Exercise prompt
All of the records listed below should be retyped exactly.

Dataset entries
======
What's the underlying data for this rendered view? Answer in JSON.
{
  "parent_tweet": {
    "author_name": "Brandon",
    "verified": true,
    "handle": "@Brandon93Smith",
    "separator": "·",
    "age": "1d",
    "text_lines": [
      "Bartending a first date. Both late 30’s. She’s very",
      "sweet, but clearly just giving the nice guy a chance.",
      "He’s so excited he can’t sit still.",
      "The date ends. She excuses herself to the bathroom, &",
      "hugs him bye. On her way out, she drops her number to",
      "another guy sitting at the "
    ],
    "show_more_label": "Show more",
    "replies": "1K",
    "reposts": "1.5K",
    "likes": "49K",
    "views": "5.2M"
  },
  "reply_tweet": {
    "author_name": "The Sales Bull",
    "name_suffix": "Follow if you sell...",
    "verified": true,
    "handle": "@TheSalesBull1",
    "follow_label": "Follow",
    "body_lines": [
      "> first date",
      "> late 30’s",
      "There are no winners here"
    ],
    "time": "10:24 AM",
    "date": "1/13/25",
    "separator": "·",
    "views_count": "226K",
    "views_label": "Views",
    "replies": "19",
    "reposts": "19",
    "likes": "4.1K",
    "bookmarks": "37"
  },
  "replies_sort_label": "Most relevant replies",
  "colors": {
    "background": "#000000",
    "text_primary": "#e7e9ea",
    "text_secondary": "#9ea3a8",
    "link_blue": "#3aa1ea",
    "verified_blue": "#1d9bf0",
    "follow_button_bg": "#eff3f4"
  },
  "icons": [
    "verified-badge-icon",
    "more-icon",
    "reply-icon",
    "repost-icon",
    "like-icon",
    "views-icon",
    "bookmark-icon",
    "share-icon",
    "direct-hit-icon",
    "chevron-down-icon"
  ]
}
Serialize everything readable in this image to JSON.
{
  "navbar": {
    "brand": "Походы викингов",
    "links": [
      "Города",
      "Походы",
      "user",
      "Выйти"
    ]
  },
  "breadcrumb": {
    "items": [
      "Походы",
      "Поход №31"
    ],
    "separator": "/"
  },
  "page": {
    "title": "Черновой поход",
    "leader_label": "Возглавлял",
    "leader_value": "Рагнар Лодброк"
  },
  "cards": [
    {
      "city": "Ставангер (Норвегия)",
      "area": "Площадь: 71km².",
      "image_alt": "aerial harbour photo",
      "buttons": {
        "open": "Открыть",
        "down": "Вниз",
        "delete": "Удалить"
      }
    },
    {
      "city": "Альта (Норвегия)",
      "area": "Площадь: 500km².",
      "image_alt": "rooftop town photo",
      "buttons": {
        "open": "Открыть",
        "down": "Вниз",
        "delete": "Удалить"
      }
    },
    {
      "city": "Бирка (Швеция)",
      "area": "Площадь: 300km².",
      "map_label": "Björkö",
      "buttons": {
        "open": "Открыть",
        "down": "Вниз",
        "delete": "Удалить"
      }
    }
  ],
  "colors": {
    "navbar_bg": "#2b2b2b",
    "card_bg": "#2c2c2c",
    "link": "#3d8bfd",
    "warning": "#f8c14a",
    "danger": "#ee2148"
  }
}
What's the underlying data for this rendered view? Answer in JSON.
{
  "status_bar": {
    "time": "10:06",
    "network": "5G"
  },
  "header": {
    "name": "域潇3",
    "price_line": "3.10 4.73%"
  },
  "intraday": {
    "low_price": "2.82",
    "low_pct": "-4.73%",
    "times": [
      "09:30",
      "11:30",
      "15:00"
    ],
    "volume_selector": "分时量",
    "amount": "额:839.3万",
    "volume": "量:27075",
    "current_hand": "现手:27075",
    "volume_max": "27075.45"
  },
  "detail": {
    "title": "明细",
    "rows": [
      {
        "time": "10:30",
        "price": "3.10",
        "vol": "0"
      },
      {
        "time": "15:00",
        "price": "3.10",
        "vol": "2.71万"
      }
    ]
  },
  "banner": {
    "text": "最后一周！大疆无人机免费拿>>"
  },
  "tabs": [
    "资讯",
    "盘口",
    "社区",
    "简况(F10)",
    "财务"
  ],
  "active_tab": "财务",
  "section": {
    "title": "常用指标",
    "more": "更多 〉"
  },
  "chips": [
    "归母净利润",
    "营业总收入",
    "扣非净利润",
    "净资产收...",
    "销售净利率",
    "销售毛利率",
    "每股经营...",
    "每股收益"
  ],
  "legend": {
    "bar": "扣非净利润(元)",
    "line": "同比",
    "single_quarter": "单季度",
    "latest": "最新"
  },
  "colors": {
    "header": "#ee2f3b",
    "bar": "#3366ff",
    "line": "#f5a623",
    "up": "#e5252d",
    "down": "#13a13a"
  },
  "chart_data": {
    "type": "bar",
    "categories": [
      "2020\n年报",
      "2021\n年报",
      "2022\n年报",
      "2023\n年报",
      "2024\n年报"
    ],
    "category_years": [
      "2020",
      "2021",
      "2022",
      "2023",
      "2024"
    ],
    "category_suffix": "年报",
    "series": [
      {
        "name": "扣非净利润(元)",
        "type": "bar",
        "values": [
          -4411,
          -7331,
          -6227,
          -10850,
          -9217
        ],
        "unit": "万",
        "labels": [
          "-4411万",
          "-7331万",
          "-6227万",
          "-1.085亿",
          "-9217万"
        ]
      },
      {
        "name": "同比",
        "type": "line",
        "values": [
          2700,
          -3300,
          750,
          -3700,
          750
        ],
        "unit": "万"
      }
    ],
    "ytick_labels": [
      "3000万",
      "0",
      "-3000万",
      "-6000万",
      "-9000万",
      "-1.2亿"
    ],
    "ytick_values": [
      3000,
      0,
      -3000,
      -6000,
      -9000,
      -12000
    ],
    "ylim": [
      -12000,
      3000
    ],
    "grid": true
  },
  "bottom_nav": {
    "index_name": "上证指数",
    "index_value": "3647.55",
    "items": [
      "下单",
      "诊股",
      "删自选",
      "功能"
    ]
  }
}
======
Answer to the problem
What's the underlying data for this rendered view? Answer in JSON.
{
  "parent_tweet": {
    "author_name": "Brandon",
    "verified": true,
    "handle": "@Brandon93Smith",
    "separator": "·",
    "age": "1d",
    "text_lines": [
      "Bartending a first date. Both late 30’s. She’s very",
      "sweet, but clearly just giving the nice guy a chance.",
      "He’s so excited he can’t sit still.",
      "The date ends. She excuses herself to the bathroom, &",
      "hugs him bye. On her way out, she drops her number to",
      "another guy sitting at the "
    ],
    "show_more_label": "Show more",
    "replies": "1K",
    "reposts": "1.5K",
    "likes": "49K",
    "views": "5.2M"
  },
  "reply_tweet": {
    "author_name": "The Sales Bull",
    "name_suffix": "Follow if you sell...",
    "verified": true,
    "handle": "@TheSalesBull1",
    "follow_label": "Follow",
    "body_lines": [
      "> first date",
      "> late 30’s",
      "There are no winners here"
    ],
    "time": "10:24 AM",
    "date": "1/13/25",
    "separator": "·",
    "views_count": "226K",
    "views_label": "Views",
    "replies": "19",
    "reposts": "19",
    "likes": "4.1K",
    "bookmarks": "37"
  },
  "replies_sort_label": "Most relevant replies",
  "colors": {
    "background": "#000000",
    "text_primary": "#e7e9ea",
    "text_secondary": "#9ea3a8",
    "link_blue": "#3aa1ea",
    "verified_blue": "#1d9bf0",
    "follow_button_bg": "#eff3f4"
  },
  "icons": [
    "verified-badge-icon",
    "more-icon",
    "reply-icon",
    "repost-icon",
    "like-icon",
    "views-icon",
    "bookmark-icon",
    "share-icon",
    "direct-hit-icon",
    "chevron-down-icon"
  ]
}
Serialize everything readable in this image to JSON.
{
  "navbar": {
    "brand": "Походы викингов",
    "links": [
      "Города",
      "Походы",
      "user",
      "Выйти"
    ]
  },
  "breadcrumb": {
    "items": [
      "Походы",
      "Поход №31"
    ],
    "separator": "/"
  },
  "page": {
    "title": "Черновой поход",
    "leader_label": "Возглавлял",
    "leader_value": "Рагнар Лодброк"
  },
  "cards": [
    {
      "city": "Ставангер (Норвегия)",
      "area": "Площадь: 71km².",
      "image_alt": "aerial harbour photo",
      "buttons": {
        "open": "Открыть",
        "down": "Вниз",
        "delete": "Удалить"
      }
    },
    {
      "city": "Альта (Норвегия)",
      "area": "Площадь: 500km².",
      "image_alt": "rooftop town photo",
      "buttons": {
        "open": "Открыть",
        "down": "Вниз",
        "delete": "Удалить"
      }
    },
    {
      "city": "Бирка (Швеция)",
      "area": "Площадь: 300km².",
      "map_label": "Björkö",
      "buttons": {
        "open": "Открыть",
        "down": "Вниз",
        "delete": "Удалить"
      }
    }
  ],
  "colors": {
    "navbar_bg": "#2b2b2b",
    "card_bg": "#2c2c2c",
    "link": "#3d8bfd",
    "warning": "#f8c14a",
    "danger": "#ee2148"
  }
}
What's the underlying data for this rendered view? Answer in JSON.
{
  "status_bar": {
    "time": "10:06",
    "network": "5G"
  },
  "header": {
    "name": "域潇3",
    "price_line": "3.10 4.73%"
  },
  "intraday": {
    "low_price": "2.82",
    "low_pct": "-4.73%",
    "times": [
      "09:30",
      "11:30",
      "15:00"
    ],
    "volume_selector": "分时量",
    "amount": "额:839.3万",
    "volume": "量:27075",
    "current_hand": "现手:27075",
    "volume_max": "27075.45"
  },
  "detail": {
    "title": "明细",
    "rows": [
      {
        "time": "10:30",
        "price": "3.10",
        "vol": "0"
      },
      {
        "time": "15:00",
        "price": "3.10",
        "vol": "2.71万"
      }
    ]
  },
  "banner": {
    "text": "最后一周！大疆无人机免费拿>>"
  },
  "tabs": [
    "资讯",
    "盘口",
    "社区",
    "简况(F10)",
    "财务"
  ],
  "active_tab": "财务",
  "section": {
    "title": "常用指标",
    "more": "更多 〉"
  },
  "chips": [
    "归母净利润",
    "营业总收入",
    "扣非净利润",
    "净资产收...",
    "销售净利率",
    "销售毛利率",
    "每股经营...",
    "每股收益"
  ],
  "legend": {
    "bar": "扣非净利润(元)",
    "line": "同比",
    "single_quarter": "单季度",
    "latest": "最新"
  },
  "colors": {
    "header": "#ee2f3b",
    "bar": "#3366ff",
    "line": "#f5a623",
    "up": "#e5252d",
    "down": "#13a13a"
  },
  "chart_data": {
    "type": "bar",
    "categories": [
      "2020\n年报",
      "2021\n年报",
      "2022\n年报",
      "2023\n年报",
      "2024\n年报"
    ],
    "category_years": [
      "2020",
      "2021",
      "2022",
      "2023",
      "2024"
    ],
    "category_suffix": "年报",
    "series": [
      {
        "name": "扣非净利润(元)",
        "type": "bar",
        "values": [
          -4411,
          -7331,
          -6227,
          -10850,
          -9217
        ],
        "unit": "万",
        "labels": [
          "-4411万",
          "-7331万",
          "-6227万",
          "-1.085亿",
          "-9217万"
        ]
      },
      {
        "name": "同比",
        "type": "line",
        "values": [
          2700,
          -3300,
          750,
          -3700,
          750
        ],
        "unit": "万"
      }
    ],
    "ytick_labels": [
      "3000万",
      "0",
      "-3000万",
      "-6000万",
      "-9000万",
      "-1.2亿"
    ],
    "ytick_values": [
      3000,
      0,
      -3000,
      -6000,
      -9000,
      -12000
    ],
    "ylim": [
      -12000,
      3000
    ],
    "grid": true
  },
  "bottom_nav": {
    "index_name": "上证指数",
    "index_value": "3647.55",
    "items": [
      "下单",
      "诊股",
      "删自选",
      "功能"
    ]
  }
}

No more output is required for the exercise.